━━━━━ DATASET CONTENT
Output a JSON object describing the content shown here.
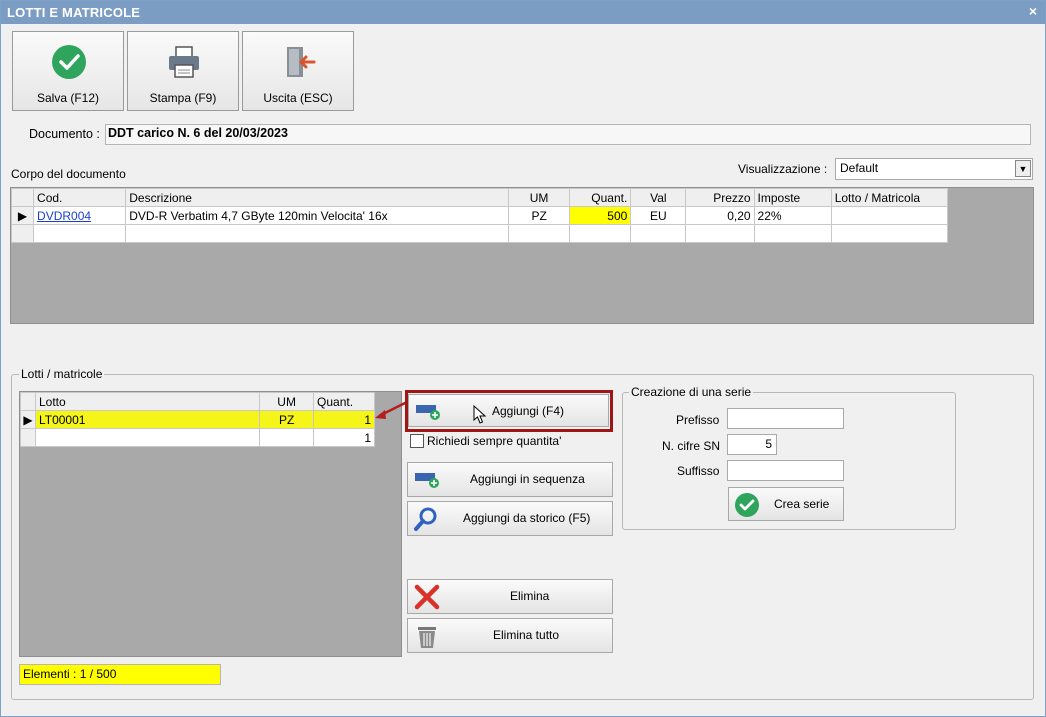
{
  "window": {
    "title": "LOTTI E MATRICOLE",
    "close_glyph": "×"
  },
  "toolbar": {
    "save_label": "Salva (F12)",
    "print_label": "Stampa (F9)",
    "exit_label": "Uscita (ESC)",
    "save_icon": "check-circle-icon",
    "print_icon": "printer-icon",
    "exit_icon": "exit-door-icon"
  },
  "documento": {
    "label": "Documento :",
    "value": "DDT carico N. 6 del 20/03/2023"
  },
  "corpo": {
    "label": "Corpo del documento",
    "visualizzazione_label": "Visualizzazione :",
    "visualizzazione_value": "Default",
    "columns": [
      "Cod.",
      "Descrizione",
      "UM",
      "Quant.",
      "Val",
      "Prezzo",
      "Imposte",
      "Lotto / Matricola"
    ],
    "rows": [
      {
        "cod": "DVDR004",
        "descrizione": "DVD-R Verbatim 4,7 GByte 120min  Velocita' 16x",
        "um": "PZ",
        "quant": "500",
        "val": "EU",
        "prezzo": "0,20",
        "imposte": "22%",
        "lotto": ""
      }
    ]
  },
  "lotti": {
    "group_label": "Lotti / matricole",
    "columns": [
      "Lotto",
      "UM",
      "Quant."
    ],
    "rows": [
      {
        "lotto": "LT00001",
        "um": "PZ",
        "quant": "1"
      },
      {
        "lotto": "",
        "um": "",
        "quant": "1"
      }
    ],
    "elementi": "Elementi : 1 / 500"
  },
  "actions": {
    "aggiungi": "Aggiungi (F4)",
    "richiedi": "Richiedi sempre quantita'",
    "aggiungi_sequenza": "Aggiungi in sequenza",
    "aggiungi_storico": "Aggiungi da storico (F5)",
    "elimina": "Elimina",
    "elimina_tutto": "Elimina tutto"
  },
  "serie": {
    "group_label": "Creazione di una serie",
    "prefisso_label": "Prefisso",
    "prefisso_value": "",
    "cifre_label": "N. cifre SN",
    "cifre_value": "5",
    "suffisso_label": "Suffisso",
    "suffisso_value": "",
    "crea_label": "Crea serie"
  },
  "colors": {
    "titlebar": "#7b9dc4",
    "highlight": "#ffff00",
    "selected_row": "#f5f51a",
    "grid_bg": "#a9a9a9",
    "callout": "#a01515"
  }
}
━━━━━━━━━━
Quote the data exactly, leaving every image out of the copy.

REPLY TO THE TASK:
Output a JSON object describing the content shown here.
{
  "window": {
    "title": "LOTTI E MATRICOLE",
    "close_glyph": "×"
  },
  "toolbar": {
    "save_label": "Salva (F12)",
    "print_label": "Stampa (F9)",
    "exit_label": "Uscita (ESC)",
    "save_icon": "check-circle-icon",
    "print_icon": "printer-icon",
    "exit_icon": "exit-door-icon"
  },
  "documento": {
    "label": "Documento :",
    "value": "DDT carico N. 6 del 20/03/2023"
  },
  "corpo": {
    "label": "Corpo del documento",
    "visualizzazione_label": "Visualizzazione :",
    "visualizzazione_value": "Default",
    "columns": [
      "Cod.",
      "Descrizione",
      "UM",
      "Quant.",
      "Val",
      "Prezzo",
      "Imposte",
      "Lotto / Matricola"
    ],
    "rows": [
      {
        "cod": "DVDR004",
        "descrizione": "DVD-R Verbatim 4,7 GByte 120min  Velocita' 16x",
        "um": "PZ",
        "quant": "500",
        "val": "EU",
        "prezzo": "0,20",
        "imposte": "22%",
        "lotto": ""
      }
    ]
  },
  "lotti": {
    "group_label": "Lotti / matricole",
    "columns": [
      "Lotto",
      "UM",
      "Quant."
    ],
    "rows": [
      {
        "lotto": "LT00001",
        "um": "PZ",
        "quant": "1"
      },
      {
        "lotto": "",
        "um": "",
        "quant": "1"
      }
    ],
    "elementi": "Elementi : 1 / 500"
  },
  "actions": {
    "aggiungi": "Aggiungi (F4)",
    "richiedi": "Richiedi sempre quantita'",
    "aggiungi_sequenza": "Aggiungi in sequenza",
    "aggiungi_storico": "Aggiungi da storico (F5)",
    "elimina": "Elimina",
    "elimina_tutto": "Elimina tutto"
  },
  "serie": {
    "group_label": "Creazione di una serie",
    "prefisso_label": "Prefisso",
    "prefisso_value": "",
    "cifre_label": "N. cifre SN",
    "cifre_value": "5",
    "suffisso_label": "Suffisso",
    "suffisso_value": "",
    "crea_label": "Crea serie"
  },
  "colors": {
    "titlebar": "#7b9dc4",
    "highlight": "#ffff00",
    "selected_row": "#f5f51a",
    "grid_bg": "#a9a9a9",
    "callout": "#a01515"
  }
}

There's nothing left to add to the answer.